### Text block:
This is a reimplementation of CCF-Net and DFL-Net in PyTorch.

Training

To train a new model, use the train.py script.

The command to reproduce the original TSN experiments of RGB modality on UCF101 can be

python main.py --dataset ucf101  \
   --model resnet50 --num_frames 5 \
   --gd 20 --lr 0.001 -lr_step 30 60 --epochs 80 \
   -b 16 --dropout 0 \
   --modality rgb

For flow models:

python main.py --dataset ucf101  \
   --model resnet50 --num_frames 5 \
   --gd 20 --lr 0.002 -lr_step 80 160 --epochs 200 \
   -b 16 --dropout 0.8 \
   --modality rgb

For CCF models:

python train_ccfnet.py --dataset ucf101  \
   --model resnet50 --num_frames 5 \
   --gd 20 --lr 0.0001 -lr_step 20 30 --epochs 400 \
   -b 16 --dropout 0.8 \
   --modality fusion

For DFL models

python train.py --dataset ucf101  \
   --model dfl_resnet50 --num_frames 5 \
   --gd 20 --lr 0.0001 -lr_step 20 30 --epochs 400 \
   -b 16 --dropout 0.8 \
   --modality rgb

Testing

After training, there will checkpoints saved by pytorch, for example ./4T/zhujian/ckpt/resnet50/rgb/model.ckpt.

### Provided material:
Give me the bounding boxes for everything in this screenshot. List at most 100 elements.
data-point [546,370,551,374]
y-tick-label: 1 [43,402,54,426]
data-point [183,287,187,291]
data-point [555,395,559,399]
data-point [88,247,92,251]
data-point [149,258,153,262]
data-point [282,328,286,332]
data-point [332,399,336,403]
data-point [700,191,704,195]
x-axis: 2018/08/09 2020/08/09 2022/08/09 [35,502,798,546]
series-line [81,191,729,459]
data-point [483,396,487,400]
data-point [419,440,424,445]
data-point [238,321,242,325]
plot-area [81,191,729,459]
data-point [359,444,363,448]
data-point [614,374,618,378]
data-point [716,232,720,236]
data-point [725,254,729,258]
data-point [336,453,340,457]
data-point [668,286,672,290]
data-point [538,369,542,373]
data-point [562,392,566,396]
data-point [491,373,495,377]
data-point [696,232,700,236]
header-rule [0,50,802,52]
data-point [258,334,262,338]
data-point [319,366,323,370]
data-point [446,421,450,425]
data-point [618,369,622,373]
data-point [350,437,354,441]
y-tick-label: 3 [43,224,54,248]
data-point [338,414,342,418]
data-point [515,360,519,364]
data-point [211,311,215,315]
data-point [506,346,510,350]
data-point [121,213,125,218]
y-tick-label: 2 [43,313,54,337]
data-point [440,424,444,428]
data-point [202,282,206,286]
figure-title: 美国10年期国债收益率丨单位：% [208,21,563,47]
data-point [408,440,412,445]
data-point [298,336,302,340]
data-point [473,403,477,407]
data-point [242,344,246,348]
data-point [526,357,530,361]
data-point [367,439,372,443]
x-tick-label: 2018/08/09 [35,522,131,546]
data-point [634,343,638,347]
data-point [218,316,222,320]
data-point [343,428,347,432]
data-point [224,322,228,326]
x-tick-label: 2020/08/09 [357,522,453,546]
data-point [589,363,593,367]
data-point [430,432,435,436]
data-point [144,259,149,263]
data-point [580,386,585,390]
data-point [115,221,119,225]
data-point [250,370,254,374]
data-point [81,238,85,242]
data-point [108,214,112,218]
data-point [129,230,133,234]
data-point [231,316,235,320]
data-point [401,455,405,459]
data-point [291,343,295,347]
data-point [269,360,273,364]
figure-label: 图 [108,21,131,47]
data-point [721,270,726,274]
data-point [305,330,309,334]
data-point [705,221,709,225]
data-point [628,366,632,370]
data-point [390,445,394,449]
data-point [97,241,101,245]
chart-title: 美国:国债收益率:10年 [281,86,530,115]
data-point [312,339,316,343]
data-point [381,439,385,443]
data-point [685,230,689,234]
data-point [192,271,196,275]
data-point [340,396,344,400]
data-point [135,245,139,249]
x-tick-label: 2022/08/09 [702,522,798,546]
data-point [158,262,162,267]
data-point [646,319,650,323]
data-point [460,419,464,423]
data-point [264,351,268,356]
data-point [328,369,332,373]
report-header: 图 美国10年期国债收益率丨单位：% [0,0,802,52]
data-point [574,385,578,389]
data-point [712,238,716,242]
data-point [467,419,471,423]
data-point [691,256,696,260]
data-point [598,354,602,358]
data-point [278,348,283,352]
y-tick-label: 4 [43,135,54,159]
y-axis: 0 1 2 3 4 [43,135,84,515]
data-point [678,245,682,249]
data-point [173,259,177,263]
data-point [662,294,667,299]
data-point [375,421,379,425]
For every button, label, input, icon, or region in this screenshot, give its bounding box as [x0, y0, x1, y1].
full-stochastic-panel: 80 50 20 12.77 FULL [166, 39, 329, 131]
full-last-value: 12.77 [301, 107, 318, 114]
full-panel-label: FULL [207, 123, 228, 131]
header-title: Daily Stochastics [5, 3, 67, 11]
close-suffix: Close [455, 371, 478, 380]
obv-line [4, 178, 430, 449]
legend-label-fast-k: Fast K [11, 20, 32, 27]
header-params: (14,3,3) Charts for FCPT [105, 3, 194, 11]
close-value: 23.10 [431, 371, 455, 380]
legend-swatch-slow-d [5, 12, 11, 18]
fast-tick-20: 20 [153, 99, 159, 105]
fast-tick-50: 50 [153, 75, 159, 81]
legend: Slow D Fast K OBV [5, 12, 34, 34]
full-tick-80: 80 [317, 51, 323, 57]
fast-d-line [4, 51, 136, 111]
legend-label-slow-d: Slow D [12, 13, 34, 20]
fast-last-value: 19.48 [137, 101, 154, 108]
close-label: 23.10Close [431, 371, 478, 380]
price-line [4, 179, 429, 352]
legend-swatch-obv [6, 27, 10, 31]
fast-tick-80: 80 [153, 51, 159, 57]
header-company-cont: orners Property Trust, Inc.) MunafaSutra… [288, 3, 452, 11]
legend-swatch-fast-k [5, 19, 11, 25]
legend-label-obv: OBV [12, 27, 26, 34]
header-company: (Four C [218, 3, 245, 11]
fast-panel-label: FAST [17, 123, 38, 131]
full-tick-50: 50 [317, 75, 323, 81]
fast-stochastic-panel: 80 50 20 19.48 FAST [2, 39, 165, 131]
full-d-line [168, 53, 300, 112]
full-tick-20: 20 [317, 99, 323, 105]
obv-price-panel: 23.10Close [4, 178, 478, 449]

### Problem to solve:
Copy out, in full and unchanged, the text above on the PyTorch reimplementation of CCF-Net and DFL-Net.

### Response to this task:
This is a reimplementation of CCF-Net and DFL-Net in PyTorch.

Training

To train a new model, use the train.py script.

The command to reproduce the original TSN experiments of RGB modality on UCF101 can be

python main.py --dataset ucf101  \
   --model resnet50 --num_frames 5 \
   --gd 20 --lr 0.001 -lr_step 30 60 --epochs 80 \
   -b 16 --dropout 0 \
   --modality rgb

For flow models:

python main.py --dataset ucf101  \
   --model resnet50 --num_frames 5 \
   --gd 20 --lr 0.002 -lr_step 80 160 --epochs 200 \
   -b 16 --dropout 0.8 \
   --modality rgb

For CCF models:

python train_ccfnet.py --dataset ucf101  \
   --model resnet50 --num_frames 5 \
   --gd 20 --lr 0.0001 -lr_step 20 30 --epochs 400 \
   -b 16 --dropout 0.8 \
   --modality fusion

For DFL models

python train.py --dataset ucf101  \
   --model dfl_resnet50 --num_frames 5 \
   --gd 20 --lr 0.0001 -lr_step 20 30 --epochs 400 \
   -b 16 --dropout 0.8 \
   --modality rgb

Testing

After training, there will checkpoints saved by pytorch, for example ./4T/zhujian/ckpt/resnet50/rgb/model.ckpt.